[Items drawn from a data source]
┌──

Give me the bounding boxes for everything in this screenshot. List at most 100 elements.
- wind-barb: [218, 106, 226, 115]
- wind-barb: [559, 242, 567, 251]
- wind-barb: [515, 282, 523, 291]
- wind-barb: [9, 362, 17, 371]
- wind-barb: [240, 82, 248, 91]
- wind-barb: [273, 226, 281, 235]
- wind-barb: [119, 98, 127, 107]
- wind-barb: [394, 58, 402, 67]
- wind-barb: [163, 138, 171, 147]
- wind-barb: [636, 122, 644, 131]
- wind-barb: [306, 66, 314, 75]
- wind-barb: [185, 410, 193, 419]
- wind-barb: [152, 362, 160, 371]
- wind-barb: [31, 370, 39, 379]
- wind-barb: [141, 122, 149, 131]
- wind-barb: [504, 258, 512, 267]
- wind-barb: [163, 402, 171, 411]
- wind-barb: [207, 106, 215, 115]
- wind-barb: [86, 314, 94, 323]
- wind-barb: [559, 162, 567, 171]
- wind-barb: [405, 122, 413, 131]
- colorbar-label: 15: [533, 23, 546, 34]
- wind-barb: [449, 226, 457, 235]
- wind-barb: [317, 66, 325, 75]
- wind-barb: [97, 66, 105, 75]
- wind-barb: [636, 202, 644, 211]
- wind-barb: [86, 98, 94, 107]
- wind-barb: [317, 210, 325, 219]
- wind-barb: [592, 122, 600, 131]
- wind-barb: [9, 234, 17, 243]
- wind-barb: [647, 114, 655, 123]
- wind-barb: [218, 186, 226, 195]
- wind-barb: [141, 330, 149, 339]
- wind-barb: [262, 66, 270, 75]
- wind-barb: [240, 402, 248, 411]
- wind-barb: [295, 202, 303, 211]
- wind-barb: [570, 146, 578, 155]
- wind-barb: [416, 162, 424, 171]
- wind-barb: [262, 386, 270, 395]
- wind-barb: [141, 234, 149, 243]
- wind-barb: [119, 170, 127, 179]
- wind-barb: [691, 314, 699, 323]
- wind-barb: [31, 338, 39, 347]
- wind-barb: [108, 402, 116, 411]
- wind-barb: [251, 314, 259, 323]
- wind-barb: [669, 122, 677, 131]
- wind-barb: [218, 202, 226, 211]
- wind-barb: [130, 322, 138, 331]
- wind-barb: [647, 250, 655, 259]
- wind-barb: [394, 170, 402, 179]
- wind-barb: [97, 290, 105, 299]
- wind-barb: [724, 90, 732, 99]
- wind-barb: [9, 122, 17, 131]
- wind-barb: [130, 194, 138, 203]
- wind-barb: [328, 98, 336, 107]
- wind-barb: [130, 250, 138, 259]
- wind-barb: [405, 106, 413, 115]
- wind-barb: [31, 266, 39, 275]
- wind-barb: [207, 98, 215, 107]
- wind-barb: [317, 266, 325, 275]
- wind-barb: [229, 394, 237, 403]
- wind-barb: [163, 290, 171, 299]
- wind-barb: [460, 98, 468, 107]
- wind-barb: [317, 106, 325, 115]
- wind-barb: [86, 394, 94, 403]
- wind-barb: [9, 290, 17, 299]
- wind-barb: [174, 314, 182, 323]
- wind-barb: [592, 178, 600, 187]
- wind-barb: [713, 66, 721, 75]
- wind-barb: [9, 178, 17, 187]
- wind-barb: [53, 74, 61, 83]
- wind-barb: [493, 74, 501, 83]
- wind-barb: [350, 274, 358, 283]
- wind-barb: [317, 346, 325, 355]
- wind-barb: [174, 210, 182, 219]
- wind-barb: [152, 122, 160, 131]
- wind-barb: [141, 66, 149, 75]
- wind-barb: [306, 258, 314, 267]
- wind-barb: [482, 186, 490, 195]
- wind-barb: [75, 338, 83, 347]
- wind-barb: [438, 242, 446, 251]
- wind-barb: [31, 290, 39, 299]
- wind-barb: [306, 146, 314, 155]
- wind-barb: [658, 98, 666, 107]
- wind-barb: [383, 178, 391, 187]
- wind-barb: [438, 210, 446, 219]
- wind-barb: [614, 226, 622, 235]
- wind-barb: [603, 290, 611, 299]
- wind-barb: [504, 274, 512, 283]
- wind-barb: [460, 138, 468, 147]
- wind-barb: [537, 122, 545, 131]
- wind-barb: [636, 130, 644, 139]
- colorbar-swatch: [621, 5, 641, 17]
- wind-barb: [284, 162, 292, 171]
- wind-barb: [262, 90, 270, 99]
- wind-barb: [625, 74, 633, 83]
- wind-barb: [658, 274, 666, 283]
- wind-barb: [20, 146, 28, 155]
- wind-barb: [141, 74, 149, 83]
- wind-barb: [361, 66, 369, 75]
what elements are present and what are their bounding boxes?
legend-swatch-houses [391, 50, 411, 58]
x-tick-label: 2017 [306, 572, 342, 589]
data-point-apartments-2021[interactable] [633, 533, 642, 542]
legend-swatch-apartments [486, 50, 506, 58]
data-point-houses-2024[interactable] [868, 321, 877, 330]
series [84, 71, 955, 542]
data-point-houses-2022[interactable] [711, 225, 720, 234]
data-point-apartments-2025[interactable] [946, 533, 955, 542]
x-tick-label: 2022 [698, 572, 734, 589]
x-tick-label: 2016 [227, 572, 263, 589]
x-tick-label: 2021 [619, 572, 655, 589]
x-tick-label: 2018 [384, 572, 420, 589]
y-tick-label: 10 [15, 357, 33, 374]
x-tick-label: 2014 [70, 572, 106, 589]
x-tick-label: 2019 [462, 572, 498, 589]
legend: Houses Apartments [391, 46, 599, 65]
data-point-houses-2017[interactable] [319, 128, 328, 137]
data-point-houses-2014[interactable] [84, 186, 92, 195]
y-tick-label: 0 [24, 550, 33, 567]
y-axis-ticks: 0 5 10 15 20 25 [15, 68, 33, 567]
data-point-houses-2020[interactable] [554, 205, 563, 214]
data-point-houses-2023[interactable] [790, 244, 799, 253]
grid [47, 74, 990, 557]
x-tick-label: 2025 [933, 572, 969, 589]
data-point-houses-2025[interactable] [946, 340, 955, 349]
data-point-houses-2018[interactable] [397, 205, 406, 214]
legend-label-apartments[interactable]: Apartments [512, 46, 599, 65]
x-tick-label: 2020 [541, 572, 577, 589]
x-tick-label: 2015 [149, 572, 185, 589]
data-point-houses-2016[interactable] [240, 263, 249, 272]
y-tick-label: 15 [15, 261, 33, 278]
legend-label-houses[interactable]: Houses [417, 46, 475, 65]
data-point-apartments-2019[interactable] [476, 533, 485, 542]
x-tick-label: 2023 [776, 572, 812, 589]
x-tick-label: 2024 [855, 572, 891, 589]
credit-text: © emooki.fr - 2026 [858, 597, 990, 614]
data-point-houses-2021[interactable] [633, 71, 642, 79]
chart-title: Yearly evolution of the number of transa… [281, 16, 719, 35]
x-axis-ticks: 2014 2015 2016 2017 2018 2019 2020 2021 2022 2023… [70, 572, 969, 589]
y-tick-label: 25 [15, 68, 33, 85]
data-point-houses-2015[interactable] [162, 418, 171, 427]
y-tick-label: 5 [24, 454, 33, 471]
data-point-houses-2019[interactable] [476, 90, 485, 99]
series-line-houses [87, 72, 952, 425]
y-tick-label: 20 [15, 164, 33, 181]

└──

■ **Directions for this task**: Reproduce all of the lines above, substituting "wind-arrow" for each occurrence of "wind-barb" and leaving everything else unchanged.

■ **Exercise output**:
Give me the bounding boxes for everything in this screenshot. List at most 100 elements.
- wind-arrow: [218, 106, 226, 115]
- wind-arrow: [559, 242, 567, 251]
- wind-arrow: [515, 282, 523, 291]
- wind-arrow: [9, 362, 17, 371]
- wind-arrow: [240, 82, 248, 91]
- wind-arrow: [273, 226, 281, 235]
- wind-arrow: [119, 98, 127, 107]
- wind-arrow: [394, 58, 402, 67]
- wind-arrow: [163, 138, 171, 147]
- wind-arrow: [636, 122, 644, 131]
- wind-arrow: [306, 66, 314, 75]
- wind-arrow: [185, 410, 193, 419]
- wind-arrow: [152, 362, 160, 371]
- wind-arrow: [31, 370, 39, 379]
- wind-arrow: [141, 122, 149, 131]
- wind-arrow: [504, 258, 512, 267]
- wind-arrow: [163, 402, 171, 411]
- wind-arrow: [207, 106, 215, 115]
- wind-arrow: [86, 314, 94, 323]
- wind-arrow: [559, 162, 567, 171]
- wind-arrow: [405, 122, 413, 131]
- colorbar-label: 15: [533, 23, 546, 34]
- wind-arrow: [449, 226, 457, 235]
- wind-arrow: [317, 66, 325, 75]
- wind-arrow: [97, 66, 105, 75]
- wind-arrow: [636, 202, 644, 211]
- wind-arrow: [86, 98, 94, 107]
- wind-arrow: [317, 210, 325, 219]
- wind-arrow: [592, 122, 600, 131]
- wind-arrow: [9, 234, 17, 243]
- wind-arrow: [647, 114, 655, 123]
- wind-arrow: [218, 186, 226, 195]
- wind-arrow: [141, 330, 149, 339]
- wind-arrow: [262, 66, 270, 75]
- wind-arrow: [240, 402, 248, 411]
- wind-arrow: [295, 202, 303, 211]
- wind-arrow: [570, 146, 578, 155]
- wind-arrow: [416, 162, 424, 171]
- wind-arrow: [262, 386, 270, 395]
- wind-arrow: [141, 234, 149, 243]
- wind-arrow: [119, 170, 127, 179]
- wind-arrow: [691, 314, 699, 323]
- wind-arrow: [31, 338, 39, 347]
- wind-arrow: [108, 402, 116, 411]
- wind-arrow: [251, 314, 259, 323]
- wind-arrow: [669, 122, 677, 131]
- wind-arrow: [218, 202, 226, 211]
- wind-arrow: [130, 322, 138, 331]
- wind-arrow: [647, 250, 655, 259]
- wind-arrow: [394, 170, 402, 179]
- wind-arrow: [97, 290, 105, 299]
- wind-arrow: [724, 90, 732, 99]
- wind-arrow: [9, 122, 17, 131]
- wind-arrow: [130, 194, 138, 203]
- wind-arrow: [328, 98, 336, 107]
- wind-arrow: [130, 250, 138, 259]
- wind-arrow: [405, 106, 413, 115]
- wind-arrow: [31, 266, 39, 275]
- wind-arrow: [207, 98, 215, 107]
- wind-arrow: [317, 266, 325, 275]
- wind-arrow: [229, 394, 237, 403]
- wind-arrow: [163, 290, 171, 299]
- wind-arrow: [460, 98, 468, 107]
- wind-arrow: [317, 106, 325, 115]
- wind-arrow: [86, 394, 94, 403]
- wind-arrow: [9, 290, 17, 299]
- wind-arrow: [174, 314, 182, 323]
- wind-arrow: [592, 178, 600, 187]
- wind-arrow: [713, 66, 721, 75]
- wind-arrow: [9, 178, 17, 187]
- wind-arrow: [53, 74, 61, 83]
- wind-arrow: [493, 74, 501, 83]
- wind-arrow: [350, 274, 358, 283]
- wind-arrow: [317, 346, 325, 355]
- wind-arrow: [174, 210, 182, 219]
- wind-arrow: [152, 122, 160, 131]
- wind-arrow: [141, 66, 149, 75]
- wind-arrow: [306, 258, 314, 267]
- wind-arrow: [482, 186, 490, 195]
- wind-arrow: [75, 338, 83, 347]
- wind-arrow: [438, 242, 446, 251]
- wind-arrow: [31, 290, 39, 299]
- wind-arrow: [306, 146, 314, 155]
- wind-arrow: [658, 98, 666, 107]
- wind-arrow: [383, 178, 391, 187]
- wind-arrow: [438, 210, 446, 219]
- wind-arrow: [614, 226, 622, 235]
- wind-arrow: [603, 290, 611, 299]
- wind-arrow: [504, 274, 512, 283]
- wind-arrow: [460, 138, 468, 147]
- wind-arrow: [537, 122, 545, 131]
- wind-arrow: [636, 130, 644, 139]
- colorbar-swatch: [621, 5, 641, 17]
- wind-arrow: [284, 162, 292, 171]
- wind-arrow: [262, 90, 270, 99]
- wind-arrow: [625, 74, 633, 83]
- wind-arrow: [658, 274, 666, 283]
- wind-arrow: [20, 146, 28, 155]
- wind-arrow: [141, 74, 149, 83]
- wind-arrow: [361, 66, 369, 75]
what elements are present and what are their bounding boxes?
legend-swatch-houses [391, 50, 411, 58]
x-tick-label: 2017 [306, 572, 342, 589]
data-point-apartments-2021[interactable] [633, 533, 642, 542]
legend-swatch-apartments [486, 50, 506, 58]
data-point-houses-2024[interactable] [868, 321, 877, 330]
series [84, 71, 955, 542]
data-point-houses-2022[interactable] [711, 225, 720, 234]
data-point-apartments-2025[interactable] [946, 533, 955, 542]
x-tick-label: 2022 [698, 572, 734, 589]
x-tick-label: 2016 [227, 572, 263, 589]
x-tick-label: 2021 [619, 572, 655, 589]
x-tick-label: 2018 [384, 572, 420, 589]
y-tick-label: 10 [15, 357, 33, 374]
x-tick-label: 2014 [70, 572, 106, 589]
x-tick-label: 2019 [462, 572, 498, 589]
legend: Houses Apartments [391, 46, 599, 65]
data-point-houses-2017[interactable] [319, 128, 328, 137]
data-point-houses-2014[interactable] [84, 186, 92, 195]
y-tick-label: 0 [24, 550, 33, 567]
y-axis-ticks: 0 5 10 15 20 25 [15, 68, 33, 567]
data-point-houses-2020[interactable] [554, 205, 563, 214]
data-point-houses-2023[interactable] [790, 244, 799, 253]
grid [47, 74, 990, 557]
x-tick-label: 2025 [933, 572, 969, 589]
data-point-houses-2025[interactable] [946, 340, 955, 349]
data-point-houses-2018[interactable] [397, 205, 406, 214]
legend-label-apartments[interactable]: Apartments [512, 46, 599, 65]
x-tick-label: 2020 [541, 572, 577, 589]
x-tick-label: 2015 [149, 572, 185, 589]
data-point-houses-2016[interactable] [240, 263, 249, 272]
y-tick-label: 15 [15, 261, 33, 278]
legend-label-houses[interactable]: Houses [417, 46, 475, 65]
data-point-apartments-2019[interactable] [476, 533, 485, 542]
x-tick-label: 2023 [776, 572, 812, 589]
x-tick-label: 2024 [855, 572, 891, 589]
credit-text: © emooki.fr - 2026 [858, 597, 990, 614]
data-point-houses-2021[interactable] [633, 71, 642, 79]
chart-title: Yearly evolution of the number of transa… [281, 16, 719, 35]
x-axis-ticks: 2014 2015 2016 2017 2018 2019 2020 2021 2022 2023… [70, 572, 969, 589]
y-tick-label: 25 [15, 68, 33, 85]
data-point-houses-2015[interactable] [162, 418, 171, 427]
y-tick-label: 5 [24, 454, 33, 471]
data-point-houses-2019[interactable] [476, 90, 485, 99]
series-line-houses [87, 72, 952, 425]
y-tick-label: 20 [15, 164, 33, 181]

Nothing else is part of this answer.